* Exercise directions
Please retype the data in full and exactly; the pictures are not part of the copy.

··········

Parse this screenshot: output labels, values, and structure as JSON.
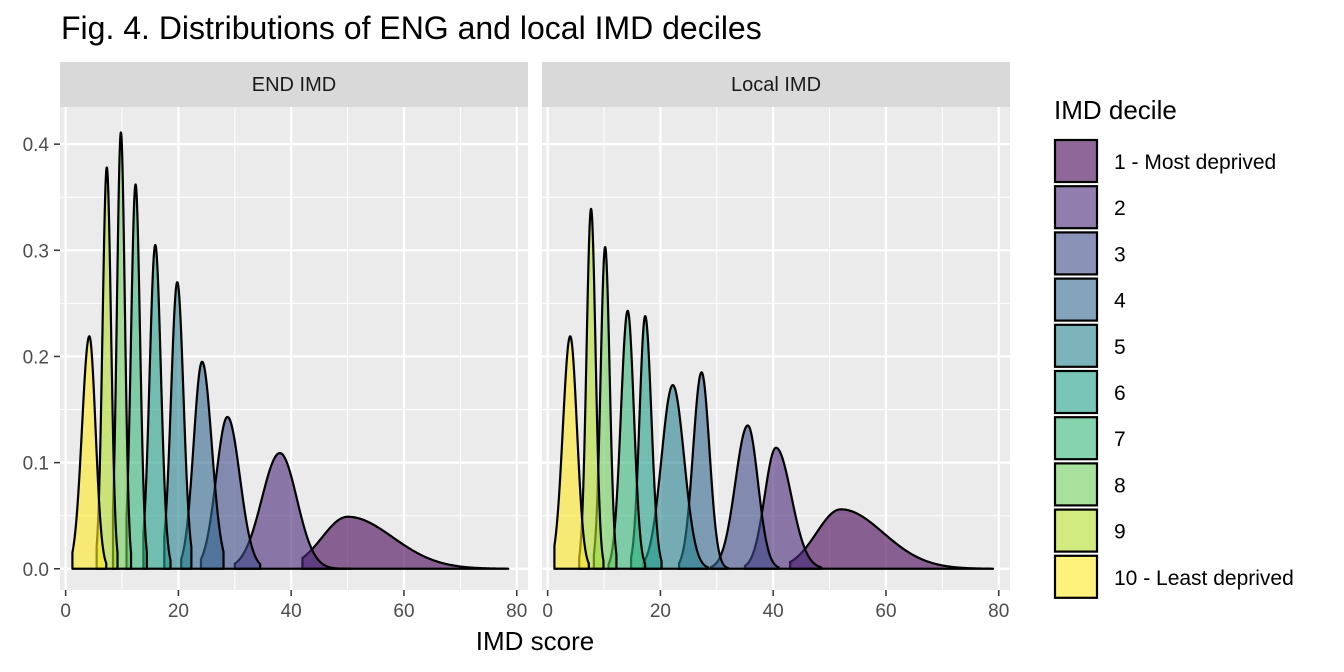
{
  "chart_data": {
    "type": "area",
    "title": "Fig. 4. Distributions of ENG and local IMD deciles",
    "xlabel": "IMD score",
    "ylabel": "",
    "xlim": [
      -1,
      82
    ],
    "ylim": [
      -0.02,
      0.435
    ],
    "x_ticks": [
      0,
      20,
      40,
      60,
      80
    ],
    "y_ticks": [
      0.0,
      0.1,
      0.2,
      0.3,
      0.4
    ],
    "y_tick_labels": [
      "0.0",
      "0.1",
      "0.2",
      "0.3",
      "0.4"
    ],
    "grid": true,
    "legend_position": "right",
    "legend_title": "IMD decile",
    "categories": [
      "1 - Most deprived",
      "2",
      "3",
      "4",
      "5",
      "6",
      "7",
      "8",
      "9",
      "10 - Least deprived"
    ],
    "colors": [
      "#440154",
      "#482878",
      "#3E4A89",
      "#31688E",
      "#26828E",
      "#1F9E89",
      "#35B779",
      "#6DCD59",
      "#B4DE2C",
      "#FDE725"
    ],
    "panels": [
      {
        "label": "END IMD",
        "series": [
          {
            "decile": "1 - Most deprived",
            "x_min": 42,
            "x_max": 78.5,
            "peak_x": 50,
            "peak_y": 0.049,
            "sd_left": 4.5,
            "sd_right": 8
          },
          {
            "decile": "2",
            "x_min": 30,
            "x_max": 50.5,
            "peak_x": 38,
            "peak_y": 0.109,
            "sd_left": 3.2,
            "sd_right": 3.0
          },
          {
            "decile": "3",
            "x_min": 24,
            "x_max": 34.5,
            "peak_x": 28.7,
            "peak_y": 0.143,
            "sd_left": 2.0,
            "sd_right": 2.2
          },
          {
            "decile": "4",
            "x_min": 20.5,
            "x_max": 28,
            "peak_x": 24.2,
            "peak_y": 0.195,
            "sd_left": 1.5,
            "sd_right": 1.7
          },
          {
            "decile": "5",
            "x_min": 17.5,
            "x_max": 22.3,
            "peak_x": 19.8,
            "peak_y": 0.27,
            "sd_left": 1.1,
            "sd_right": 1.1
          },
          {
            "decile": "6",
            "x_min": 13.8,
            "x_max": 18.6,
            "peak_x": 15.9,
            "peak_y": 0.305,
            "sd_left": 1.0,
            "sd_right": 1.0
          },
          {
            "decile": "7",
            "x_min": 10.8,
            "x_max": 14.4,
            "peak_x": 12.4,
            "peak_y": 0.362,
            "sd_left": 0.8,
            "sd_right": 0.8
          },
          {
            "decile": "8",
            "x_min": 8.4,
            "x_max": 11.6,
            "peak_x": 9.8,
            "peak_y": 0.411,
            "sd_left": 0.7,
            "sd_right": 0.7
          },
          {
            "decile": "9",
            "x_min": 5.5,
            "x_max": 9.2,
            "peak_x": 7.3,
            "peak_y": 0.378,
            "sd_left": 0.75,
            "sd_right": 0.75
          },
          {
            "decile": "10 - Least deprived",
            "x_min": 1.2,
            "x_max": 7.2,
            "peak_x": 4.2,
            "peak_y": 0.219,
            "sd_left": 1.3,
            "sd_right": 1.1
          }
        ]
      },
      {
        "label": "Local IMD",
        "series": [
          {
            "decile": "1 - Most deprived",
            "x_min": 43,
            "x_max": 79,
            "peak_x": 52,
            "peak_y": 0.056,
            "sd_left": 4.3,
            "sd_right": 7.5
          },
          {
            "decile": "2",
            "x_min": 35,
            "x_max": 48.5,
            "peak_x": 40.5,
            "peak_y": 0.114,
            "sd_left": 2.0,
            "sd_right": 2.7
          },
          {
            "decile": "3",
            "x_min": 29,
            "x_max": 41,
            "peak_x": 35.5,
            "peak_y": 0.135,
            "sd_left": 2.2,
            "sd_right": 1.8
          },
          {
            "decile": "4",
            "x_min": 23.3,
            "x_max": 32,
            "peak_x": 27.3,
            "peak_y": 0.185,
            "sd_left": 1.5,
            "sd_right": 1.4
          },
          {
            "decile": "5",
            "x_min": 17,
            "x_max": 28.5,
            "peak_x": 22.2,
            "peak_y": 0.173,
            "sd_left": 2.0,
            "sd_right": 2.0
          },
          {
            "decile": "6",
            "x_min": 14.8,
            "x_max": 20.2,
            "peak_x": 17.3,
            "peak_y": 0.238,
            "sd_left": 1.0,
            "sd_right": 1.1
          },
          {
            "decile": "7",
            "x_min": 10.8,
            "x_max": 17.3,
            "peak_x": 14.2,
            "peak_y": 0.243,
            "sd_left": 1.2,
            "sd_right": 1.1
          },
          {
            "decile": "8",
            "x_min": 8.2,
            "x_max": 12.2,
            "peak_x": 10.2,
            "peak_y": 0.303,
            "sd_left": 0.8,
            "sd_right": 0.8
          },
          {
            "decile": "9",
            "x_min": 5.6,
            "x_max": 9.9,
            "peak_x": 7.7,
            "peak_y": 0.339,
            "sd_left": 0.8,
            "sd_right": 0.8
          },
          {
            "decile": "10 - Least deprived",
            "x_min": 1.2,
            "x_max": 7.3,
            "peak_x": 4.0,
            "peak_y": 0.219,
            "sd_left": 1.3,
            "sd_right": 1.2
          }
        ]
      }
    ]
  }
}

··········

* Reply to the task
Parse this screenshot: output labels, values, and structure as JSON.
{
  "chart_data": {
    "type": "area",
    "title": "Fig. 4. Distributions of ENG and local IMD deciles",
    "xlabel": "IMD score",
    "ylabel": "",
    "xlim": [
      -1,
      82
    ],
    "ylim": [
      -0.02,
      0.435
    ],
    "x_ticks": [
      0,
      20,
      40,
      60,
      80
    ],
    "y_ticks": [
      0.0,
      0.1,
      0.2,
      0.3,
      0.4
    ],
    "y_tick_labels": [
      "0.0",
      "0.1",
      "0.2",
      "0.3",
      "0.4"
    ],
    "grid": true,
    "legend_position": "right",
    "legend_title": "IMD decile",
    "categories": [
      "1 - Most deprived",
      "2",
      "3",
      "4",
      "5",
      "6",
      "7",
      "8",
      "9",
      "10 - Least deprived"
    ],
    "colors": [
      "#440154",
      "#482878",
      "#3E4A89",
      "#31688E",
      "#26828E",
      "#1F9E89",
      "#35B779",
      "#6DCD59",
      "#B4DE2C",
      "#FDE725"
    ],
    "panels": [
      {
        "label": "END IMD",
        "series": [
          {
            "decile": "1 - Most deprived",
            "x_min": 42,
            "x_max": 78.5,
            "peak_x": 50,
            "peak_y": 0.049,
            "sd_left": 4.5,
            "sd_right": 8
          },
          {
            "decile": "2",
            "x_min": 30,
            "x_max": 50.5,
            "peak_x": 38,
            "peak_y": 0.109,
            "sd_left": 3.2,
            "sd_right": 3.0
          },
          {
            "decile": "3",
            "x_min": 24,
            "x_max": 34.5,
            "peak_x": 28.7,
            "peak_y": 0.143,
            "sd_left": 2.0,
            "sd_right": 2.2
          },
          {
            "decile": "4",
            "x_min": 20.5,
            "x_max": 28,
            "peak_x": 24.2,
            "peak_y": 0.195,
            "sd_left": 1.5,
            "sd_right": 1.7
          },
          {
            "decile": "5",
            "x_min": 17.5,
            "x_max": 22.3,
            "peak_x": 19.8,
            "peak_y": 0.27,
            "sd_left": 1.1,
            "sd_right": 1.1
          },
          {
            "decile": "6",
            "x_min": 13.8,
            "x_max": 18.6,
            "peak_x": 15.9,
            "peak_y": 0.305,
            "sd_left": 1.0,
            "sd_right": 1.0
          },
          {
            "decile": "7",
            "x_min": 10.8,
            "x_max": 14.4,
            "peak_x": 12.4,
            "peak_y": 0.362,
            "sd_left": 0.8,
            "sd_right": 0.8
          },
          {
            "decile": "8",
            "x_min": 8.4,
            "x_max": 11.6,
            "peak_x": 9.8,
            "peak_y": 0.411,
            "sd_left": 0.7,
            "sd_right": 0.7
          },
          {
            "decile": "9",
            "x_min": 5.5,
            "x_max": 9.2,
            "peak_x": 7.3,
            "peak_y": 0.378,
            "sd_left": 0.75,
            "sd_right": 0.75
          },
          {
            "decile": "10 - Least deprived",
            "x_min": 1.2,
            "x_max": 7.2,
            "peak_x": 4.2,
            "peak_y": 0.219,
            "sd_left": 1.3,
            "sd_right": 1.1
          }
        ]
      },
      {
        "label": "Local IMD",
        "series": [
          {
            "decile": "1 - Most deprived",
            "x_min": 43,
            "x_max": 79,
            "peak_x": 52,
            "peak_y": 0.056,
            "sd_left": 4.3,
            "sd_right": 7.5
          },
          {
            "decile": "2",
            "x_min": 35,
            "x_max": 48.5,
            "peak_x": 40.5,
            "peak_y": 0.114,
            "sd_left": 2.0,
            "sd_right": 2.7
          },
          {
            "decile": "3",
            "x_min": 29,
            "x_max": 41,
            "peak_x": 35.5,
            "peak_y": 0.135,
            "sd_left": 2.2,
            "sd_right": 1.8
          },
          {
            "decile": "4",
            "x_min": 23.3,
            "x_max": 32,
            "peak_x": 27.3,
            "peak_y": 0.185,
            "sd_left": 1.5,
            "sd_right": 1.4
          },
          {
            "decile": "5",
            "x_min": 17,
            "x_max": 28.5,
            "peak_x": 22.2,
            "peak_y": 0.173,
            "sd_left": 2.0,
            "sd_right": 2.0
          },
          {
            "decile": "6",
            "x_min": 14.8,
            "x_max": 20.2,
            "peak_x": 17.3,
            "peak_y": 0.238,
            "sd_left": 1.0,
            "sd_right": 1.1
          },
          {
            "decile": "7",
            "x_min": 10.8,
            "x_max": 17.3,
            "peak_x": 14.2,
            "peak_y": 0.243,
            "sd_left": 1.2,
            "sd_right": 1.1
          },
          {
            "decile": "8",
            "x_min": 8.2,
            "x_max": 12.2,
            "peak_x": 10.2,
            "peak_y": 0.303,
            "sd_left": 0.8,
            "sd_right": 0.8
          },
          {
            "decile": "9",
            "x_min": 5.6,
            "x_max": 9.9,
            "peak_x": 7.7,
            "peak_y": 0.339,
            "sd_left": 0.8,
            "sd_right": 0.8
          },
          {
            "decile": "10 - Least deprived",
            "x_min": 1.2,
            "x_max": 7.3,
            "peak_x": 4.0,
            "peak_y": 0.219,
            "sd_left": 1.3,
            "sd_right": 1.2
          }
        ]
      }
    ]
  }
}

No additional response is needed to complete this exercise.